WHAT TO PRODUCE: Copy the data from the line that contains "Extract all readable text from this page." to its last line, exactly, including both of those lines and leaving out everything before.

INFORMATION PROVIDED:
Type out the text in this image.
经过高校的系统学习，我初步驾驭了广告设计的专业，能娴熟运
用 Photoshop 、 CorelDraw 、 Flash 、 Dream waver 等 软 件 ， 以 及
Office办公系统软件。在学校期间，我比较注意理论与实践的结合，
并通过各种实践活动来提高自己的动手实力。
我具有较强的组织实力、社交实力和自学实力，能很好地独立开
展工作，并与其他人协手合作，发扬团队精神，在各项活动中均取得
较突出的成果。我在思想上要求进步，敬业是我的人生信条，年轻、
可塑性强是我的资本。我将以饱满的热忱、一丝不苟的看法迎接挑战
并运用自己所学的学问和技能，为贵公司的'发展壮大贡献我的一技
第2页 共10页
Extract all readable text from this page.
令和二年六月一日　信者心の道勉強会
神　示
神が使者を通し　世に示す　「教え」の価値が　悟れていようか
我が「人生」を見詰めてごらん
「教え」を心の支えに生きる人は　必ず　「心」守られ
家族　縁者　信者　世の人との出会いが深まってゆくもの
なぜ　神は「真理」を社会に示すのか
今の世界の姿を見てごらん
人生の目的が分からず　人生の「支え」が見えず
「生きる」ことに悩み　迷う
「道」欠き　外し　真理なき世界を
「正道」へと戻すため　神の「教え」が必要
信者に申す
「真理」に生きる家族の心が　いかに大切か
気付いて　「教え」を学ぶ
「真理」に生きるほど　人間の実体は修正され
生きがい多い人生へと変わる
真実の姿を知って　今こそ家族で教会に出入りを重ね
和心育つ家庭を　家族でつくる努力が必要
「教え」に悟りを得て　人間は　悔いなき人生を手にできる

OUTPUT:
Extract all readable text from this page.
令和二年六月一日　信者心の道勉強会
神　示
神が使者を通し　世に示す　「教え」の価値が　悟れていようか
我が「人生」を見詰めてごらん
「教え」を心の支えに生きる人は　必ず　「心」守られ
家族　縁者　信者　世の人との出会いが深まってゆくもの
なぜ　神は「真理」を社会に示すのか
今の世界の姿を見てごらん
人生の目的が分からず　人生の「支え」が見えず
「生きる」ことに悩み　迷う
「道」欠き　外し　真理なき世界を
「正道」へと戻すため　神の「教え」が必要
信者に申す
「真理」に生きる家族の心が　いかに大切か
気付いて　「教え」を学ぶ
「真理」に生きるほど　人間の実体は修正され
生きがい多い人生へと変わる
真実の姿を知って　今こそ家族で教会に出入りを重ね
和心育つ家庭を　家族でつくる努力が必要
「教え」に悟りを得て　人間は　悔いなき人生を手にできる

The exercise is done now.